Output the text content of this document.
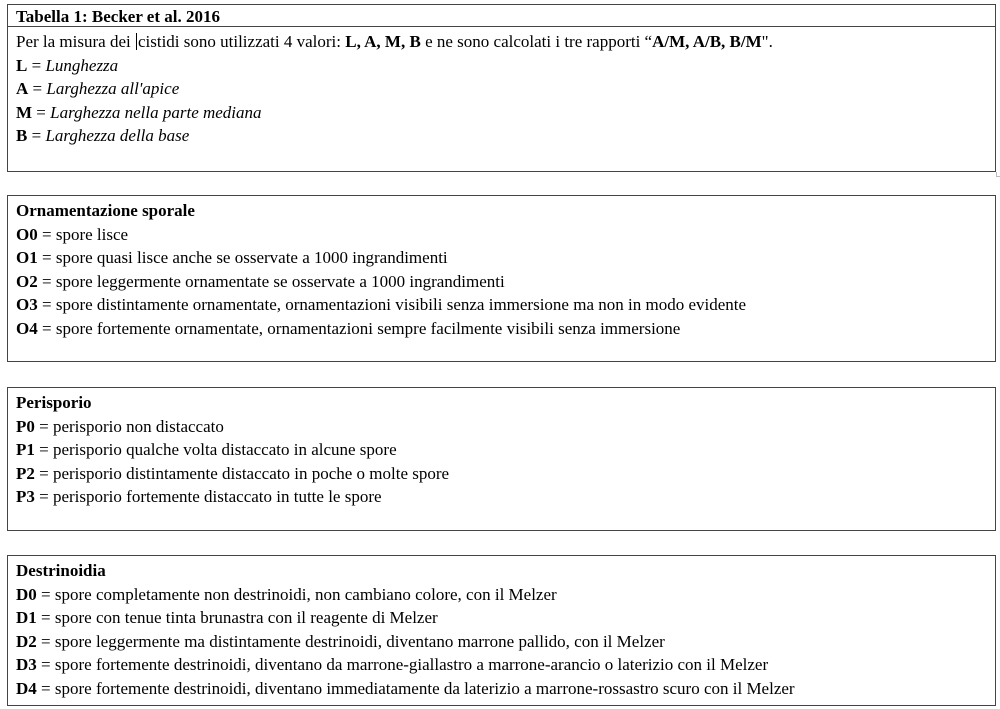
Tabella 1: Becker et al. 2016
Per la misura dei cistidi sono utilizzati 4 valori: L, A, M, B e ne sono calcolati i tre rapporti “A/M, A/B, B/M".
L = Lunghezza
A = Larghezza all'apice
M = Larghezza nella parte mediana
B = Larghezza della base
Ornamentazione sporale
O0 = spore lisce
O1 = spore quasi lisce anche se osservate a 1000 ingrandimenti
O2 = spore leggermente ornamentate se osservate a 1000 ingrandimenti
O3 = spore distintamente ornamentate, ornamentazioni visibili senza immersione ma non in modo evidente
O4 = spore fortemente ornamentate, ornamentazioni sempre facilmente visibili senza immersione
Perisporio
P0 = perisporio non distaccato
P1 = perisporio qualche volta distaccato in alcune spore
P2 = perisporio distintamente distaccato in poche o molte spore
P3 = perisporio fortemente distaccato in tutte le spore
Destrinoidia
D0 = spore completamente non destrinoidi, non cambiano colore, con il Melzer
D1 = spore con tenue tinta brunastra con il reagente di Melzer
D2 = spore leggermente ma distintamente destrinoidi, diventano marrone pallido, con il Melzer
D3 = spore fortemente destrinoidi, diventano da marrone-giallastro a marrone-arancio o laterizio con il Melzer
D4 = spore fortemente destrinoidi, diventano immediatamente da laterizio a marrone-rossastro scuro con il Melzer
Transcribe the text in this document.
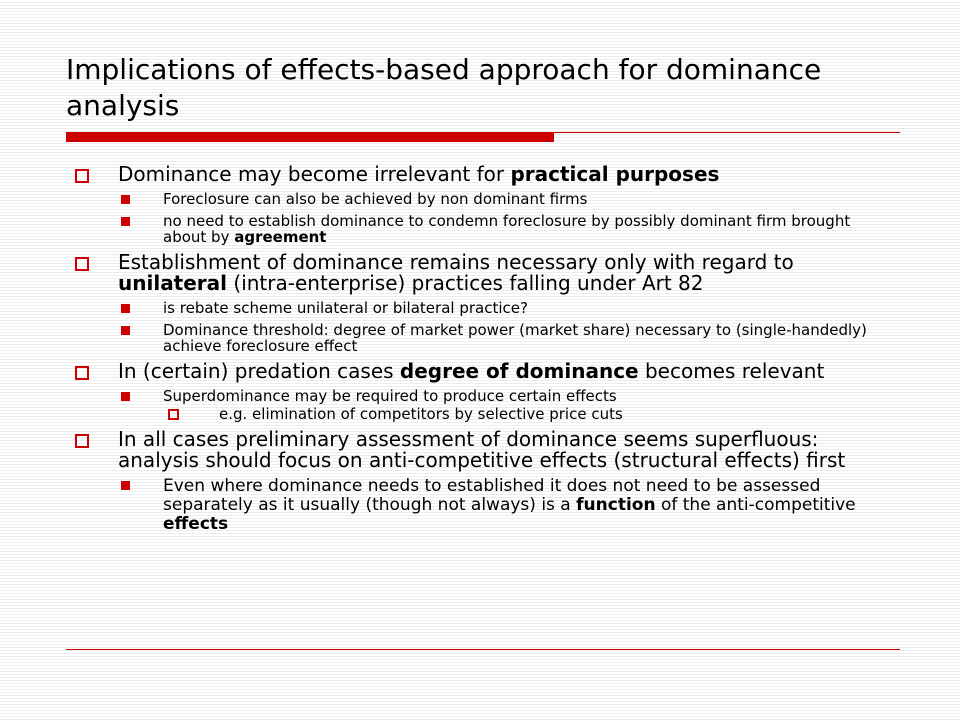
Implications of effects-based approach for dominance analysis
Dominance may become irrelevant for practical purposes
Foreclosure can also be achieved by non dominant firms
no need to establish dominance to condemn foreclosure by possibly dominant firm brought about by agreement
Establishment of dominance remains necessary only with regard to unilateral (intra-enterprise) practices falling under Art 82
is rebate scheme unilateral or bilateral practice?
Dominance threshold: degree of market power (market share) necessary to (single-handedly) achieve foreclosure effect
In (certain) predation cases degree of dominance becomes relevant
Superdominance may be required to produce certain effects
e.g. elimination of competitors by selective price cuts
In all cases preliminary assessment of dominance seems superfluous: analysis should focus on anti-competitive effects (structural effects) first
Even where dominance needs to established it does not need to be assessed separately as it usually (though not always) is a function of the anti-competitive effects
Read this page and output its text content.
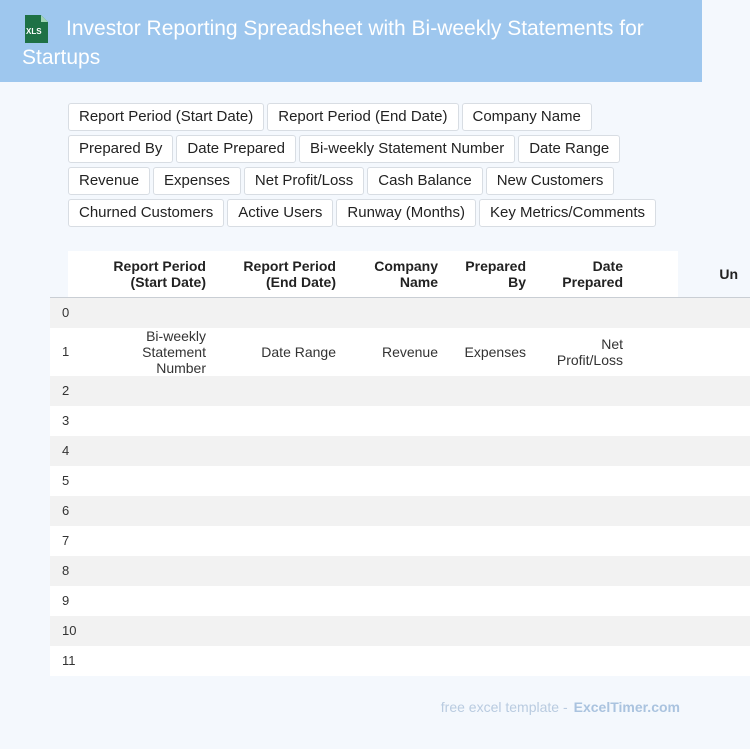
XLS	Investor Reporting Spreadsheet with Bi-weekly Statements for Startups
Report Period (Start Date)	Report Period (End Date)	Company Name
Prepared By	Date Prepared	Bi-weekly Statement Number	Date Range
Revenue	Expenses	Net Profit/Loss	Cash Balance	New Customers
Churned Customers	Active Users	Runway (Months)	Key Metrics/Comments
	Report Period (Start Date)	Report Period (End Date)	Company Name	Prepared By	Date Prepared	Un
0						
1	Bi-weekly Statement Number	Date Range	Revenue	Expenses	Net Profit/Loss	
2						
3						
4						
5						
6						
7						
8						
9						
10						
11						
free excel template - ExcelTimer.com
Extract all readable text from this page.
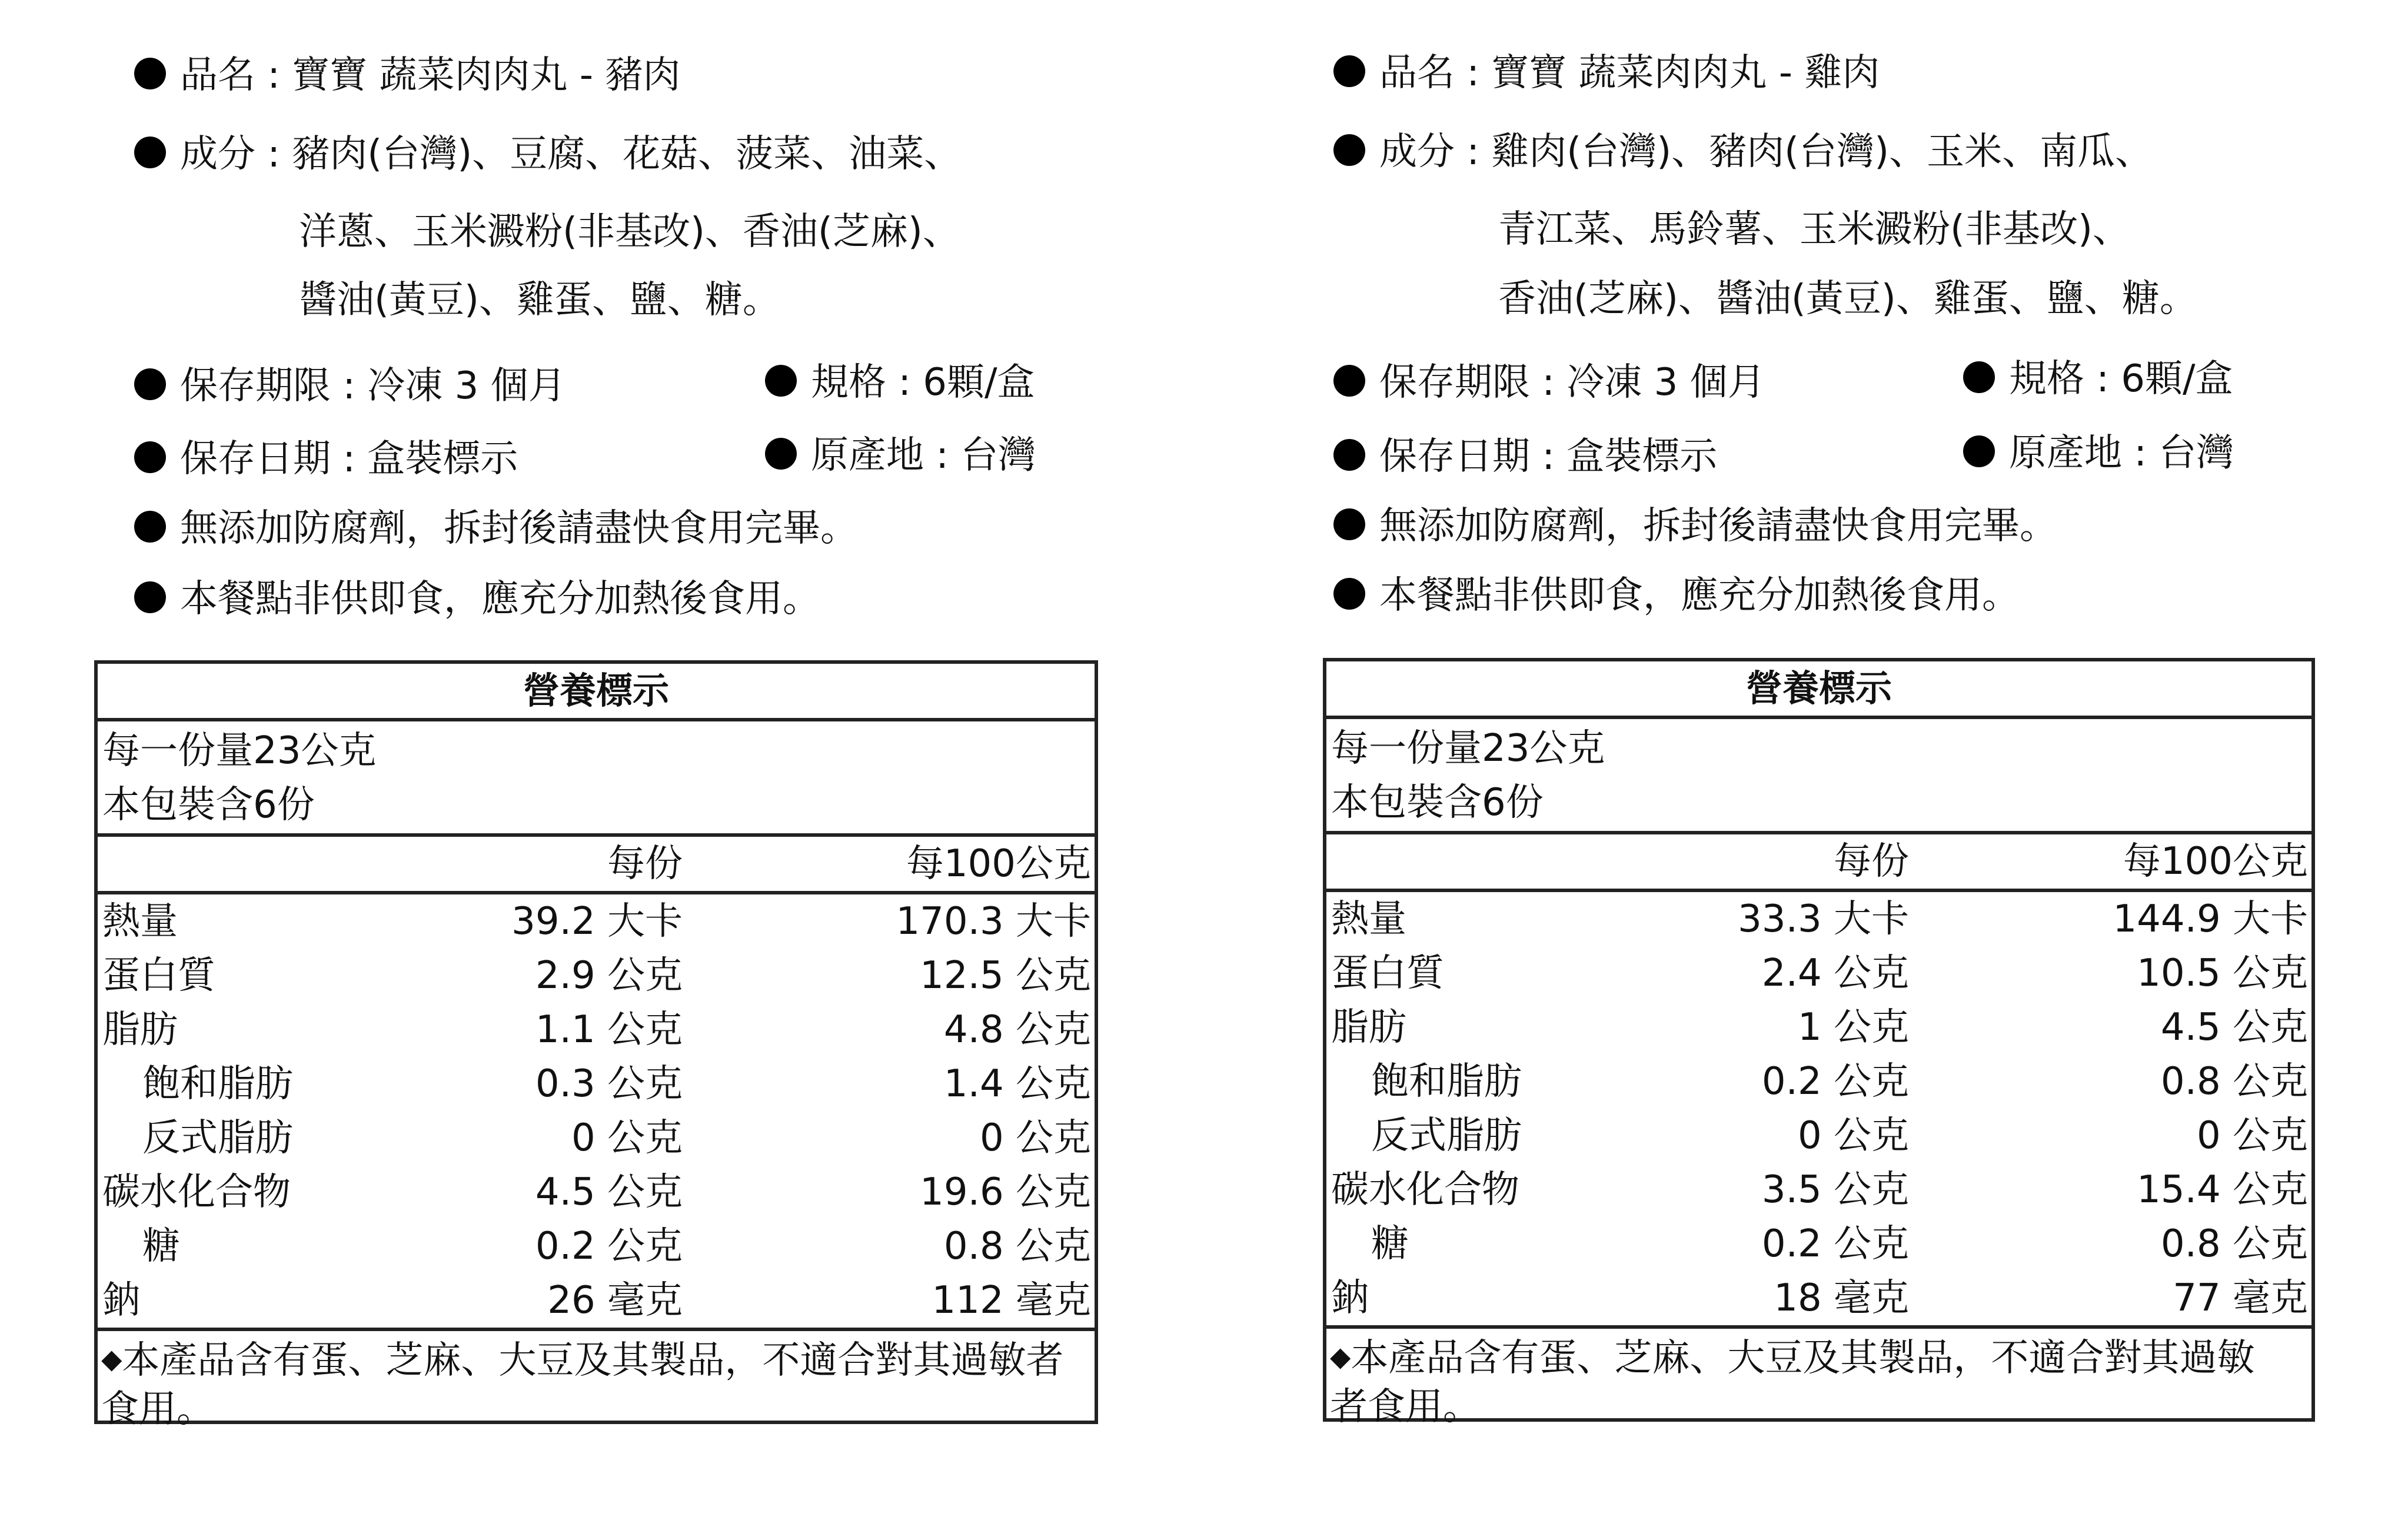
品名 : 寶寶 蔬菜肉肉丸 - 豬肉
成分 : 豬肉(台灣)、豆腐、花菇、菠菜、油菜、
洋蔥、玉米澱粉(非基改)、香油(芝麻)、
醬油(黃豆)、雞蛋、鹽、糖。
保存期限 : 冷凍 3 個月	規格 : 6顆/盒
保存日期 : 盒裝標示	原產地 : 台灣
無添加防腐劑，拆封後請盡快食用完畢。
本餐點非供即食，應充分加熱後食用。
營養標示
每一份量23公克
本包裝含6份
每份	每100公克
熱量	39.2 大卡	170.3 大卡
蛋白質	2.9 公克	12.5 公克
脂肪	1.1 公克	4.8 公克
飽和脂肪	0.3 公克	1.4 公克
反式脂肪	0 公克	0 公克
碳水化合物	4.5 公克	19.6 公克
糖	0.2 公克	0.8 公克
鈉	26 毫克	112 毫克
◆本產品含有蛋、芝麻、大豆及其製品，不適合對其過敏者
食用。
品名 : 寶寶 蔬菜肉肉丸 - 雞肉
成分 : 雞肉(台灣)、豬肉(台灣)、玉米、南瓜、
青江菜、馬鈴薯、玉米澱粉(非基改)、
香油(芝麻)、醬油(黃豆)、雞蛋、鹽、糖。
保存期限 : 冷凍 3 個月	規格 : 6顆/盒
保存日期 : 盒裝標示	原產地 : 台灣
無添加防腐劑，拆封後請盡快食用完畢。
本餐點非供即食，應充分加熱後食用。
營養標示
每一份量23公克
本包裝含6份
每份	每100公克
熱量	33.3 大卡	144.9 大卡
蛋白質	2.4 公克	10.5 公克
脂肪	1 公克	4.5 公克
飽和脂肪	0.2 公克	0.8 公克
反式脂肪	0 公克	0 公克
碳水化合物	3.5 公克	15.4 公克
糖	0.2 公克	0.8 公克
鈉	18 毫克	77 毫克
◆本產品含有蛋、芝麻、大豆及其製品，不適合對其過敏
者食用。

#####

■ What you need to do:
Repeat the data exactly, without the pictures.

■ Exercise response:
Output the text content of this document.
Tabella 1: Becker et al. 2016
Per la misura dei cistidi sono utilizzati 4 valori: L, A, M, B e ne sono calcolati i tre rapporti “A/M, A/B, B/M".
L = Lunghezza
A = Larghezza all'apice
M = Larghezza nella parte mediana
B = Larghezza della base
Ornamentazione sporale
O0 = spore lisce
O1 = spore quasi lisce anche se osservate a 1000 ingrandimenti
O2 = spore leggermente ornamentate se osservate a 1000 ingrandimenti
O3 = spore distintamente ornamentate, ornamentazioni visibili senza immersione ma non in modo evidente
O4 = spore fortemente ornamentate, ornamentazioni sempre facilmente visibili senza immersione
Perisporio
P0 = perisporio non distaccato
P1 = perisporio qualche volta distaccato in alcune spore
P2 = perisporio distintamente distaccato in poche o molte spore
P3 = perisporio fortemente distaccato in tutte le spore
Destrinoidia
D0 = spore completamente non destrinoidi, non cambiano colore, con il Melzer
D1 = spore con tenue tinta brunastra con il reagente di Melzer
D2 = spore leggermente ma distintamente destrinoidi, diventano marrone pallido, con il Melzer
D3 = spore fortemente destrinoidi, diventano da marrone-giallastro a marrone-arancio o laterizio con il Melzer
D4 = spore fortemente destrinoidi, diventano immediatamente da laterizio a marrone-rossastro scuro con il Melzer
Transcribe the text in this document.
Implications of effects-based approach for dominance analysis
Dominance may become irrelevant for practical purposes
Foreclosure can also be achieved by non dominant firms
no need to establish dominance to condemn foreclosure by possibly dominant firm brought about by agreement
Establishment of dominance remains necessary only with regard to unilateral (intra-enterprise) practices falling under Art 82
is rebate scheme unilateral or bilateral practice?
Dominance threshold: degree of market power (market share) necessary to (single-handedly) achieve foreclosure effect
In (certain) predation cases degree of dominance becomes relevant
Superdominance may be required to produce certain effects
e.g. elimination of competitors by selective price cuts
In all cases preliminary assessment of dominance seems superfluous: analysis should focus on anti-competitive effects (structural effects) first
Even where dominance needs to established it does not need to be assessed separately as it usually (though not always) is a function of the anti-competitive effects
Read this page and output its text content.
XLS	Investor Reporting Spreadsheet with Bi-weekly Statements for Startups
Report Period (Start Date)	Report Period (End Date)	Company Name
Prepared By	Date Prepared	Bi-weekly Statement Number	Date Range
Revenue	Expenses	Net Profit/Loss	Cash Balance	New Customers
Churned Customers	Active Users	Runway (Months)	Key Metrics/Comments
	Report Period (Start Date)	Report Period (End Date)	Company Name	Prepared By	Date Prepared	Un
0						
1	Bi-weekly Statement Number	Date Range	Revenue	Expenses	Net Profit/Loss	
2						
3						
4						
5						
6						
7						
8						
9						
10						
11						
free excel template - ExcelTimer.com
Extract all readable text from this page.
品名 : 寶寶 蔬菜肉肉丸 - 豬肉
成分 : 豬肉(台灣)、豆腐、花菇、菠菜、油菜、
洋蔥、玉米澱粉(非基改)、香油(芝麻)、
醬油(黃豆)、雞蛋、鹽、糖。
保存期限 : 冷凍 3 個月	規格 : 6顆/盒
保存日期 : 盒裝標示	原產地 : 台灣
無添加防腐劑，拆封後請盡快食用完畢。
本餐點非供即食，應充分加熱後食用。
營養標示
每一份量23公克
本包裝含6份
每份	每100公克
熱量	39.2 大卡	170.3 大卡
蛋白質	2.9 公克	12.5 公克
脂肪	1.1 公克	4.8 公克
飽和脂肪	0.3 公克	1.4 公克
反式脂肪	0 公克	0 公克
碳水化合物	4.5 公克	19.6 公克
糖	0.2 公克	0.8 公克
鈉	26 毫克	112 毫克
◆本產品含有蛋、芝麻、大豆及其製品，不適合對其過敏者
食用。
品名 : 寶寶 蔬菜肉肉丸 - 雞肉
成分 : 雞肉(台灣)、豬肉(台灣)、玉米、南瓜、
青江菜、馬鈴薯、玉米澱粉(非基改)、
香油(芝麻)、醬油(黃豆)、雞蛋、鹽、糖。
保存期限 : 冷凍 3 個月	規格 : 6顆/盒
保存日期 : 盒裝標示	原產地 : 台灣
無添加防腐劑，拆封後請盡快食用完畢。
本餐點非供即食，應充分加熱後食用。
營養標示
每一份量23公克
本包裝含6份
每份	每100公克
熱量	33.3 大卡	144.9 大卡
蛋白質	2.4 公克	10.5 公克
脂肪	1 公克	4.5 公克
飽和脂肪	0.2 公克	0.8 公克
反式脂肪	0 公克	0 公克
碳水化合物	3.5 公克	15.4 公克
糖	0.2 公克	0.8 公克
鈉	18 毫克	77 毫克
◆本產品含有蛋、芝麻、大豆及其製品，不適合對其過敏
者食用。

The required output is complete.